▶ Given request:
In the entries below, find the lines that contain the word "alternatives" and copy them.

▶ Saved entries:
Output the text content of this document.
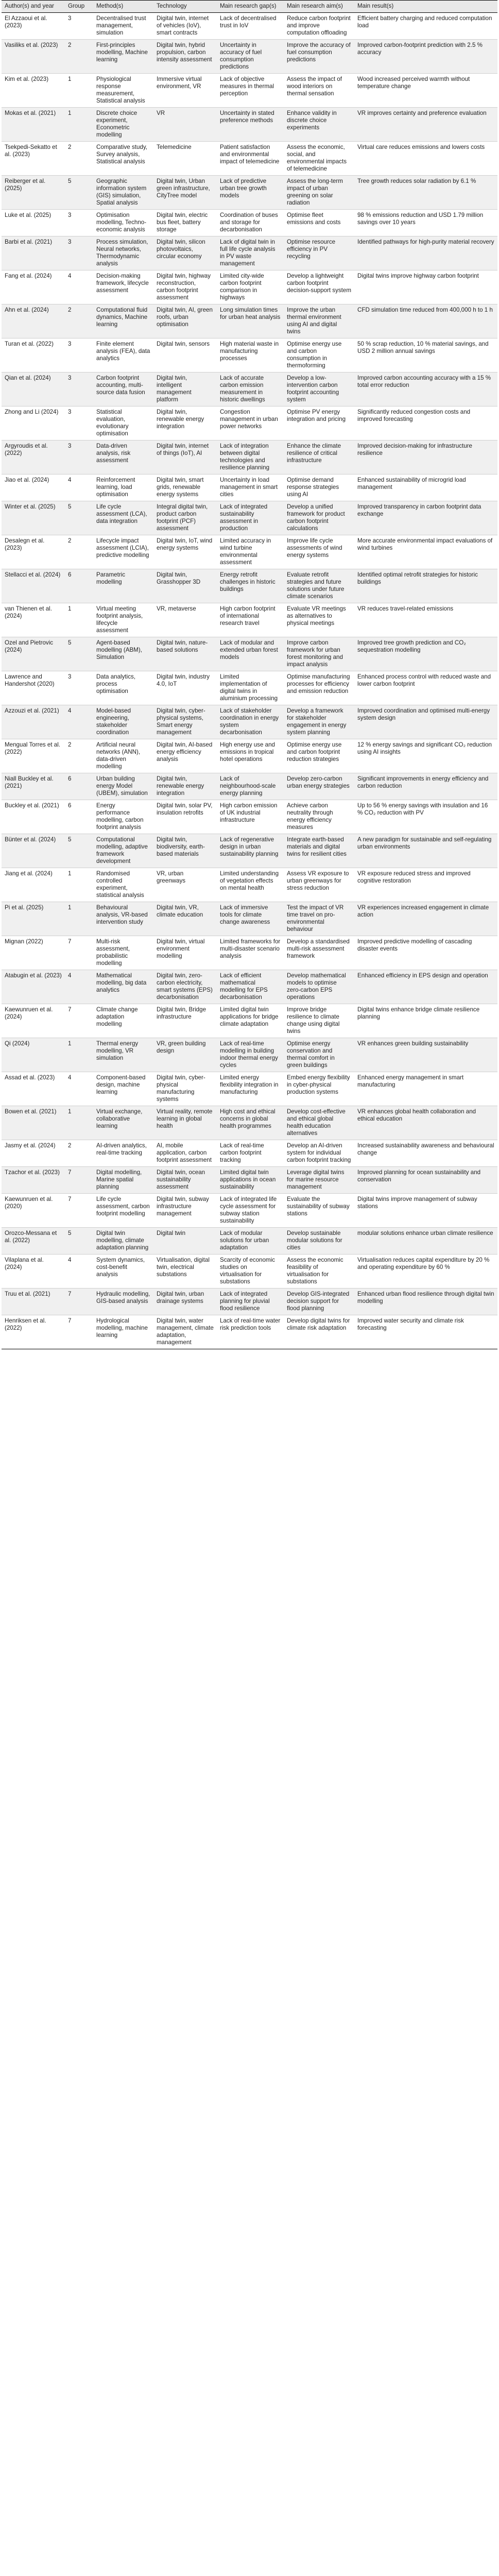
Author(s) and year	Group	Method(s)	Technology	Main research gap(s)	Main research aim(s)	Main result(s)
El Azzaoui et al. (2023)	3	Decentralised trust management, simulation	Digital twin, internet of vehicles (IoV), smart contracts	Lack of decentralised trust in IoV	Reduce carbon footprint and improve computation offloading	Efficient battery charging and reduced computation load
Vasiliks et al. (2023)	2	First-principles modelling, Machine learning	Digital twin, hybrid propulsion, carbon intensity assessment	Uncertainty in accuracy of fuel consumption predictions	Improve the accuracy of fuel consumption predictions	Improved carbon-footprint prediction with 2.5 % accuracy
Kim et al. (2023)	1	Physiological response measurement, Statistical analysis	Immersive virtual environment, VR	Lack of objective measures in thermal perception	Assess the impact of wood interiors on thermal sensation	Wood increased perceived warmth without temperature change
Mokas et al. (2021)	1	Discrete choice experiment, Econometric modelling	VR	Uncertainty in stated preference methods	Enhance validity in discrete choice experiments	VR improves certainty and preference evaluation
Tsekpedi-Sekatto et al. (2023)	2	Comparative study, Survey analysis, Statistical analysis	Telemedicine	Patient satisfaction and environmental impact of telemedicine	Assess the economic, social, and environmental impacts of telemedicine	Virtual care reduces emissions and lowers costs
Reiberger et al. (2025)	5	Geographic information system (GIS) simulation, Spatial analysis	Digital twin, Urban green infrastructure, CityTree model	Lack of predictive urban tree growth models	Assess the long-term impact of urban greening on solar radiation	Tree growth reduces solar radiation by 6.1 %
Luke et al. (2025)	3	Optimisation modelling, Techno-economic analysis	Digital twin, electric bus fleet, battery storage	Coordination of buses and storage for decarbonisation	Optimise fleet emissions and costs	98 % emissions reduction and USD 1.79 million savings over 10 years
Barbi et al. (2021)	3	Process simulation, Neural networks, Thermodynamic analysis	Digital twin, silicon photovoltaics, circular economy	Lack of digital twin in full life cycle analysis in PV waste management	Optimise resource efficiency in PV recycling	Identified pathways for high-purity material recovery
Fang et al. (2024)	4	Decision-making framework, lifecycle assessment	Digital twin, highway reconstruction, carbon footprint assessment	Limited city-wide carbon footprint comparison in highways	Develop a lightweight carbon footprint decision-support system	Digital twins improve highway carbon footprint
Ahn et al. (2024)	2	Computational fluid dynamics, Machine learning	Digital twin, AI, green roofs, urban optimisation	Long simulation times for urban heat analysis	Improve the urban thermal environment using AI and digital twins	CFD simulation time reduced from 400,000 h to 1 h
Turan et al. (2022)	3	Finite element analysis (FEA), data analytics	Digital twin, sensors	High material waste in manufacturing processes	Optimise energy use and carbon consumption in thermoforming	50 % scrap reduction, 10 % material savings, and USD 2 million annual savings
Qian et al. (2024)	3	Carbon footprint accounting, multi-source data fusion	Digital twin, intelligent management platform	Lack of accurate carbon emission measurement in historic dwellings	Develop a low-intervention carbon footprint accounting system	Improved carbon accounting accuracy with a 15 % total error reduction
Zhong and Li (2024)	3	Statistical evaluation, evolutionary optimisation	Digital twin, renewable energy integration	Congestion management in urban power networks	Optimise PV energy integration and pricing	Significantly reduced congestion costs and improved forecasting
Argyroudis et al. (2022)	3	Data-driven analysis, risk assessment	Digital twin, internet of things (IoT), AI	Lack of integration between digital technologies and resilience planning	Enhance the climate resilience of critical infrastructure	Improved decision-making for infrastructure resilience
Jiao et al. (2024)	4	Reinforcement learning, load optimisation	Digital twin, smart grids, renewable energy systems	Uncertainty in load management in smart cities	Optimise demand response strategies using AI	Enhanced sustainability of microgrid load management
Winter et al. (2025)	5	Life cycle assessment (LCA), data integration	Integral digital twin, product carbon footprint (PCF) assessment	Lack of integrated sustainability assessment in production	Develop a unified framework for product carbon footprint calculations	Improved transparency in carbon footprint data exchange
Desalegn et al. (2023)	2	Lifecycle impact assessment (LCIA), predictive modelling	Digital twin, IoT, wind energy systems	Limited accuracy in wind turbine environmental assessment	Improve life cycle assessments of wind energy systems	More accurate environmental impact evaluations of wind turbines
Stellacci et al. (2024)	6	Parametric modelling	Digital twin, Grasshopper 3D	Energy retrofit challenges in historic buildings	Evaluate retrofit strategies and future solutions under future climate scenarios	Identified optimal retrofit strategies for historic buildings
van Thienen et al. (2024)	1	Virtual meeting footprint analysis, lifecycle assessment	VR, metaverse	High carbon footprint of international research travel	Evaluate VR meetings as alternatives to physical meetings	VR reduces travel-related emissions
Ozel and Pietrovic (2024)	5	Agent-based modelling (ABM), Simulation	Digital twin, nature-based solutions	Lack of modular and extended urban forest models	Improve carbon framework for urban forest monitoring and impact analysis	Improved tree growth prediction and CO₂ sequestration modelling
Lawrence and Handershot (2020)	3	Data analytics, process optimisation	Digital twin, industry 4.0, IoT	Limited implementation of digital twins in aluminium processing	Optimise manufacturing processes for efficiency and emission reduction	Enhanced process control with reduced waste and lower carbon footprint
Azzouzi et al. (2021)	4	Model-based engineering, stakeholder coordination	Digital twin, cyber-physical systems, Smart energy management	Lack of stakeholder coordination in energy system decarbonisation	Develop a framework for stakeholder engagement in energy system planning	Improved coordination and optimised multi-energy system design
Mengual Torres et al. (2022)	2	Artificial neural networks (ANN), data-driven modelling	Digital twin, AI-based energy efficiency analysis	High energy use and emissions in tropical hotel operations	Optimise energy use and carbon footprint reduction strategies	12 % energy savings and significant CO₂ reduction using AI insights
Niall Buckley et al. (2021)	6	Urban building energy Model (UBEM), simulation	Digital twin, renewable energy integration	Lack of neighbourhood-scale energy planning	Develop zero-carbon urban energy strategies	Significant improvements in energy efficiency and carbon reduction
Buckley et al. (2021)	6	Energy performance modelling, carbon footprint analysis	Digital twin, solar PV, insulation retrofits	High carbon emission of UK industrial infrastructure	Achieve carbon neutrality through energy efficiency measures	Up to 56 % energy savings with insulation and 16 % CO₂ reduction with PV
Bünter et al. (2024)	5	Computational modelling, adaptive framework development	Digital twin, biodiversity, earth-based materials	Lack of regenerative design in urban sustainability planning	Integrate earth-based materials and digital twins for resilient cities	A new paradigm for sustainable and self-regulating urban environments
Jiang et al. (2024)	1	Randomised controlled experiment, statistical analysis	VR, urban greenways	Limited understanding of vegetation effects on mental health	Assess VR exposure to urban greenways for stress reduction	VR exposure reduced stress and improved cognitive restoration
Pi et al. (2025)	1	Behavioural analysis, VR-based intervention study	Digital twin, VR, climate education	Lack of immersive tools for climate change awareness	Test the impact of VR time travel on pro-environmental behaviour	VR experiences increased engagement in climate action
Mignan (2022)	7	Multi-risk assessment, probabilistic modelling	Digital twin, virtual environment modelling	Limited frameworks for multi-disaster scenario analysis	Develop a standardised multi-risk assessment framework	Improved predictive modelling of cascading disaster events
Atabugin et al. (2023)	4	Mathematical modelling, big data analytics	Digital twin, zero-carbon electricity, smart systems (EPS) decarbonisation	Lack of efficient mathematical modelling for EPS decarbonisation	Develop mathematical models to optimise zero-carbon EPS operations	Enhanced efficiency in EPS design and operation
Kaewunruen et al. (2024)	7	Climate change adaptation modelling	Digital twin, Bridge infrastructure	Limited digital twin applications for bridge climate adaptation	Improve bridge resilience to climate change using digital twins	Digital twins enhance bridge climate resilience planning
Qi (2024)	1	Thermal energy modelling, VR simulation	VR, green building design	Lack of real-time modelling in building indoor thermal energy cycles	Optimise energy conservation and thermal comfort in green buildings	VR enhances green building sustainability
Assad et al. (2023)	4	Component-based design, machine learning	Digital twin, cyber-physical manufacturing systems	Limited energy flexibility integration in manufacturing	Embed energy flexibility in cyber-physical production systems	Enhanced energy management in smart manufacturing
Bowen et al. (2021)	1	Virtual exchange, collaborative learning	Virtual reality, remote learning in global health	High cost and ethical concerns in global health programmes	Develop cost-effective and ethical global health education alternatives	VR enhances global health collaboration and ethical education
Jasmy et al. (2024)	2	AI-driven analytics, real-time tracking	AI, mobile application, carbon footprint assessment	Lack of real-time carbon footprint tracking	Develop an AI-driven system for individual carbon footprint tracking	Increased sustainability awareness and behavioural change
Tzachor et al. (2023)	7	Digital modelling, Marine spatial planning	Digital twin, ocean sustainability assessment	Limited digital twin applications in ocean sustainability	Leverage digital twins for marine resource management	Improved planning for ocean sustainability and conservation
Kaewunruen et al. (2020)	7	Life cycle assessment, carbon footprint modelling	Digital twin, subway infrastructure management	Lack of integrated life cycle assessment for subway station sustainability	Evaluate the sustainability of subway stations	Digital twins improve management of subway stations
Orozco-Messana et al. (2022)	5	Digital twin modelling, climate adaptation planning	Digital twin	Lack of modular solutions for urban adaptation	Develop sustainable modular solutions for cities	modular solutions enhance urban climate resilience
Vilaplana et al. (2024)	4	System dynamics, cost-benefit analysis	Virtualisation, digital twin, electrical substations	Scarcity of economic studies on virtualisation for substations	Assess the economic feasibility of virtualisation for substations	Virtualisation reduces capital expenditure by 20 % and operating expenditure by 60 %
Truu et al. (2021)	7	Hydraulic modelling, GIS-based analysis	Digital twin, urban drainage systems	Lack of integrated planning for pluvial flood resilience	Develop GIS-integrated decision support for flood planning	Enhanced urban flood resilience through digital twin modelling
Henriksen et al. (2022)	7	Hydrological modelling, machine learning	Digital twin, water management, climate adaptation, management	Lack of real-time water risk prediction tools	Develop digital twins for climate risk adaptation	Improved water security and climate risk forecasting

▶ Final result:
van Thienen et al. (2024)	1	Virtual meeting footprint analysis, lifecycle assessment	VR, metaverse	High carbon footprint of international research travel	Evaluate VR meetings as alternatives to physical meetings	VR reduces travel-related emissions
Bowen et al. (2021)	1	Virtual exchange, collaborative learning	Virtual reality, remote learning in global health	High cost and ethical concerns in global health programmes	Develop cost-effective and ethical global health education alternatives	VR enhances global health collaboration and ethical education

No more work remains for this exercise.